» Exercise
What lines of the data include the string "JSON"? Copy them all.
::::::
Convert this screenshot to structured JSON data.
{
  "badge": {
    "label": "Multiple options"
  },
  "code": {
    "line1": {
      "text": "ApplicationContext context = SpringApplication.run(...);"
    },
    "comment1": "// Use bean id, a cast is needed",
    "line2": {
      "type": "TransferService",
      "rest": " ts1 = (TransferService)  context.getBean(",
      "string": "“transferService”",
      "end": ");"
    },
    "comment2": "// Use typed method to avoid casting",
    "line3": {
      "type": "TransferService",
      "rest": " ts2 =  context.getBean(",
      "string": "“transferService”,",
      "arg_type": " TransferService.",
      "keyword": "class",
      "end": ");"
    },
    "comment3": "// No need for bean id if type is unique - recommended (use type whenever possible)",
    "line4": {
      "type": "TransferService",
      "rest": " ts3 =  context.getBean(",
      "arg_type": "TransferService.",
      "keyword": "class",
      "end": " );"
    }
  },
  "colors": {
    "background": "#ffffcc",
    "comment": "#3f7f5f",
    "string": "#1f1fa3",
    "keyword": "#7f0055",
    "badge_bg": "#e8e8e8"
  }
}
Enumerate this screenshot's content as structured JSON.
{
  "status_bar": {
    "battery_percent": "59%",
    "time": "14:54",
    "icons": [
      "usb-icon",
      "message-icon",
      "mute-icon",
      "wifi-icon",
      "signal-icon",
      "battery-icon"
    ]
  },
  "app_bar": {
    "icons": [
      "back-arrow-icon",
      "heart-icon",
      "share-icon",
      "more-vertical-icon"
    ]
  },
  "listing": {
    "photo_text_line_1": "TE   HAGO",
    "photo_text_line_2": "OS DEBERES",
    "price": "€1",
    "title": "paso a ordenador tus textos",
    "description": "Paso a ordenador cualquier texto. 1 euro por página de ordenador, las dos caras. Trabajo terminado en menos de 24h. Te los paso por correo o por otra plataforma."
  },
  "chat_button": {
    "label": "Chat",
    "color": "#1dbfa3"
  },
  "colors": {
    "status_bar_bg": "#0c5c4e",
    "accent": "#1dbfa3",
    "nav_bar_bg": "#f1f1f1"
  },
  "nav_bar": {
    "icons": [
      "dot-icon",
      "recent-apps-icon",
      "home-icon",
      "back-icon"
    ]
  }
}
::::::
» Task result
Convert this screenshot to structured JSON data.
Enumerate this screenshot's content as structured JSON.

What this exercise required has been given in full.